Problem statement =
Using the data below, copy every line that contains the word "jihatdan".

Records supplied =

- - -

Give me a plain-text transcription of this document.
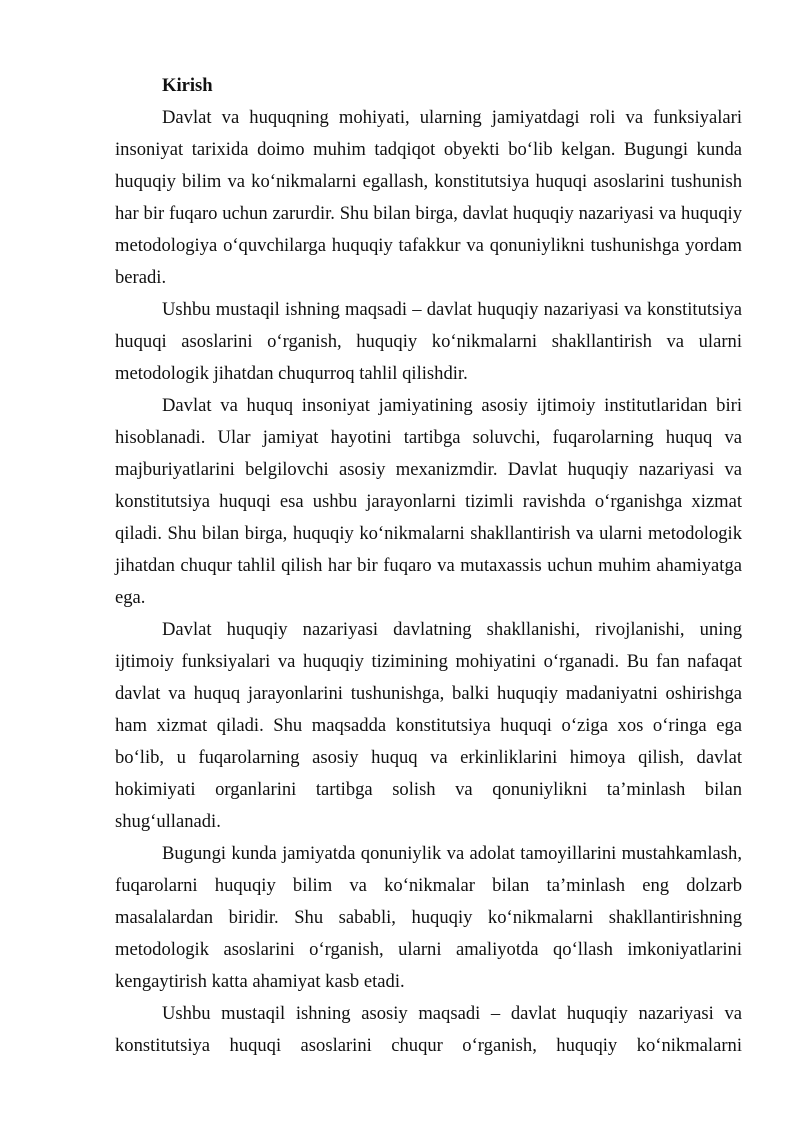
Kirish

Davlat va huquqning mohiyati, ularning jamiyatdagi roli va funksiyalari insoniyat tarixida doimo muhim tadqiqot obyekti bo‘lib kelgan. Bugungi kunda huquqiy bilim va ko‘nikmalarni egallash, konstitutsiya huquqi asoslarini tushunish har bir fuqaro uchun zarurdir. Shu bilan birga, davlat huquqiy nazariyasi va huquqiy metodologiya o‘quvchilarga huquqiy tafakkur va qonuniylikni tushunishga yordam beradi.

Ushbu mustaqil ishning maqsadi – davlat huquqiy nazariyasi va konstitutsiya huquqi asoslarini o‘rganish, huquqiy ko‘nikmalarni shakllantirish va ularni metodologik jihatdan chuqurroq tahlil qilishdir.

Davlat va huquq insoniyat jamiyatining asosiy ijtimoiy institutlaridan biri hisoblanadi. Ular jamiyat hayotini tartibga soluvchi, fuqarolarning huquq va majburiyatlarini belgilovchi asosiy mexanizmdir. Davlat huquqiy nazariyasi va konstitutsiya huquqi esa ushbu jarayonlarni tizimli ravishda o‘rganishga xizmat qiladi. Shu bilan birga, huquqiy ko‘nikmalarni shakllantirish va ularni metodologik jihatdan chuqur tahlil qilish har bir fuqaro va mutaxassis uchun muhim ahamiyatga ega.

Davlat huquqiy nazariyasi davlatning shakllanishi, rivojlanishi, uning ijtimoiy funksiyalari va huquqiy tizimining mohiyatini o‘rganadi. Bu fan nafaqat davlat va huquq jarayonlarini tushunishga, balki huquqiy madaniyatni oshirishga ham xizmat qiladi. Shu maqsadda konstitutsiya huquqi o‘ziga xos o‘ringa ega bo‘lib, u fuqarolarning asosiy huquq va erkinliklarini himoya qilish, davlat hokimiyati organlarini tartibga solish va qonuniylikni ta’minlash bilan shug‘ullanadi.

Bugungi kunda jamiyatda qonuniylik va adolat tamoyillarini mustahkamlash, fuqarolarni huquqiy bilim va ko‘nikmalar bilan ta’minlash eng dolzarb masalalardan biridir. Shu sababli, huquqiy ko‘nikmalarni shakllantirishning metodologik asoslarini o‘rganish, ularni amaliyotda qo‘llash imkoniyatlarini kengaytirish katta ahamiyat kasb etadi.

Ushbu mustaqil ishning asosiy maqsadi – davlat huquqiy nazariyasi va konstitutsiya huquqi asoslarini chuqur o‘rganish, huquqiy ko‘nikmalarni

- - -

Correct response =
Ushbu mustaqil ishning maqsadi – davlat huquqiy nazariyasi va konstitutsiya huquqi asoslarini o‘rganish, huquqiy ko‘nikmalarni shakllantirish va ularni metodologik jihatdan chuqurroq tahlil qilishdir.
Davlat va huquq insoniyat jamiyatining asosiy ijtimoiy institutlaridan biri hisoblanadi. Ular jamiyat hayotini tartibga soluvchi, fuqarolarning huquq va majburiyatlarini belgilovchi asosiy mexanizmdir. Davlat huquqiy nazariyasi va konstitutsiya huquqi esa ushbu jarayonlarni tizimli ravishda o‘rganishga xizmat qiladi. Shu bilan birga, huquqiy ko‘nikmalarni shakllantirish va ularni metodologik jihatdan chuqur tahlil qilish har bir fuqaro va mutaxassis uchun muhim ahamiyatga ega.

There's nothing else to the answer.